• [Problem] Reproduce every one of the lines below word for word, without altering anything.

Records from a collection
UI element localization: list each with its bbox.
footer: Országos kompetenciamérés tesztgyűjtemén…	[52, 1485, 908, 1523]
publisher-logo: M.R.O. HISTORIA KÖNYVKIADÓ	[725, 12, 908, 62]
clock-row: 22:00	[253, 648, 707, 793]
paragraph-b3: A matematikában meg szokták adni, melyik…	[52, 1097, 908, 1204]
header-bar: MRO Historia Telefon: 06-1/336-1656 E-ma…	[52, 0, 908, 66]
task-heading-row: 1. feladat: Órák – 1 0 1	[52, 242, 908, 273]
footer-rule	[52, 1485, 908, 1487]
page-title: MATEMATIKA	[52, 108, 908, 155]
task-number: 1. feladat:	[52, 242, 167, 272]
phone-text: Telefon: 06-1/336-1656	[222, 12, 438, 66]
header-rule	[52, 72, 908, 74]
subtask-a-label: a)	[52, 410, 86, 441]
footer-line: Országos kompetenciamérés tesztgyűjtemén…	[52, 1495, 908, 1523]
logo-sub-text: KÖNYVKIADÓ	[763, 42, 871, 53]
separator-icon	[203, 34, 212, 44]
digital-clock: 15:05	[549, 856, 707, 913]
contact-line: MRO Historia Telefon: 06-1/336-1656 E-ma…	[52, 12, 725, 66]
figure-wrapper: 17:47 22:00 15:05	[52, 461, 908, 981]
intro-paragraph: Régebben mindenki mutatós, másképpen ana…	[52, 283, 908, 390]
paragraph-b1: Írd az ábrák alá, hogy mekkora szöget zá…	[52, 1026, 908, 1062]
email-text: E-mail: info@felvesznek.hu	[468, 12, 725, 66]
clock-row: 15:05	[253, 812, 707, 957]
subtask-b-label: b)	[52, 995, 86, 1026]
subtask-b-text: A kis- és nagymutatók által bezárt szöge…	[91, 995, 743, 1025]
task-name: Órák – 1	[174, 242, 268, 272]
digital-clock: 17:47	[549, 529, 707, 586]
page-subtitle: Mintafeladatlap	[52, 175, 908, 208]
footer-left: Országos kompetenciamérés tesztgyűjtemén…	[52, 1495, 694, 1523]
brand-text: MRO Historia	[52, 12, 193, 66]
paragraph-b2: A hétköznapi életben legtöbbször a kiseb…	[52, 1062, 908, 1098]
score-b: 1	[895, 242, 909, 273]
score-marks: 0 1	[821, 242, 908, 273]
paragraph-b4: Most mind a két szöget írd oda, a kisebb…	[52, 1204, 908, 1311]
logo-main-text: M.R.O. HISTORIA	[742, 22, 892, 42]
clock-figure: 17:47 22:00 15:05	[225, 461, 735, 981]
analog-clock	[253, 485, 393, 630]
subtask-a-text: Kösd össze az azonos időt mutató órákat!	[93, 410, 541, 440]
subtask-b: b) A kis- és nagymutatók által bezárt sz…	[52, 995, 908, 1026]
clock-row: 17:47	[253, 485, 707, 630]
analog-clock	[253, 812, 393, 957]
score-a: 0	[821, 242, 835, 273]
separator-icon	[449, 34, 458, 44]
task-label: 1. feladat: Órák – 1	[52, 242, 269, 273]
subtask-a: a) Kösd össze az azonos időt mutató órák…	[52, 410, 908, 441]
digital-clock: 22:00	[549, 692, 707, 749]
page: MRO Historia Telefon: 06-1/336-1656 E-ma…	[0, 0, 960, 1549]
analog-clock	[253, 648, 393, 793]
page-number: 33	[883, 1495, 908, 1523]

• [Response to the task]
UI element localization: list each with its bbox.
footer: Országos kompetenciamérés tesztgyűjtemén…	[52, 1485, 908, 1523]
publisher-logo: M.R.O. HISTORIA KÖNYVKIADÓ	[725, 12, 908, 62]
clock-row: 22:00	[253, 648, 707, 793]
paragraph-b3: A matematikában meg szokták adni, melyik…	[52, 1097, 908, 1204]
header-bar: MRO Historia Telefon: 06-1/336-1656 E-ma…	[52, 0, 908, 66]
task-heading-row: 1. feladat: Órák – 1 0 1	[52, 242, 908, 273]
footer-rule	[52, 1485, 908, 1487]
page-title: MATEMATIKA	[52, 108, 908, 155]
task-number: 1. feladat:	[52, 242, 167, 272]
phone-text: Telefon: 06-1/336-1656	[222, 12, 438, 66]
header-rule	[52, 72, 908, 74]
subtask-a-label: a)	[52, 410, 86, 441]
footer-line: Országos kompetenciamérés tesztgyűjtemén…	[52, 1495, 908, 1523]
logo-sub-text: KÖNYVKIADÓ	[763, 42, 871, 53]
separator-icon	[203, 34, 212, 44]
digital-clock: 15:05	[549, 856, 707, 913]
contact-line: MRO Historia Telefon: 06-1/336-1656 E-ma…	[52, 12, 725, 66]
figure-wrapper: 17:47 22:00 15:05	[52, 461, 908, 981]
intro-paragraph: Régebben mindenki mutatós, másképpen ana…	[52, 283, 908, 390]
paragraph-b1: Írd az ábrák alá, hogy mekkora szöget zá…	[52, 1026, 908, 1062]
email-text: E-mail: info@felvesznek.hu	[468, 12, 725, 66]
clock-row: 15:05	[253, 812, 707, 957]
subtask-b-label: b)	[52, 995, 86, 1026]
subtask-b-text: A kis- és nagymutatók által bezárt szöge…	[91, 995, 743, 1025]
task-name: Órák – 1	[174, 242, 268, 272]
digital-clock: 17:47	[549, 529, 707, 586]
page-subtitle: Mintafeladatlap	[52, 175, 908, 208]
footer-left: Országos kompetenciamérés tesztgyűjtemén…	[52, 1495, 694, 1523]
brand-text: MRO Historia	[52, 12, 193, 66]
paragraph-b2: A hétköznapi életben legtöbbször a kiseb…	[52, 1062, 908, 1098]
score-b: 1	[895, 242, 909, 273]
score-marks: 0 1	[821, 242, 908, 273]
paragraph-b4: Most mind a két szöget írd oda, a kisebb…	[52, 1204, 908, 1311]
logo-main-text: M.R.O. HISTORIA	[742, 22, 892, 42]
clock-figure: 17:47 22:00 15:05	[225, 461, 735, 981]
analog-clock	[253, 485, 393, 630]
subtask-a-text: Kösd össze az azonos időt mutató órákat!	[93, 410, 541, 440]
subtask-b: b) A kis- és nagymutatók által bezárt sz…	[52, 995, 908, 1026]
clock-row: 17:47	[253, 485, 707, 630]
analog-clock	[253, 812, 393, 957]
score-a: 0	[821, 242, 835, 273]
separator-icon	[449, 34, 458, 44]
task-label: 1. feladat: Órák – 1	[52, 242, 269, 273]
subtask-a: a) Kösd össze az azonos időt mutató órák…	[52, 410, 908, 441]
digital-clock: 22:00	[549, 692, 707, 749]
page: MRO Historia Telefon: 06-1/336-1656 E-ma…	[0, 0, 960, 1549]
analog-clock	[253, 648, 393, 793]
page-number: 33	[883, 1495, 908, 1523]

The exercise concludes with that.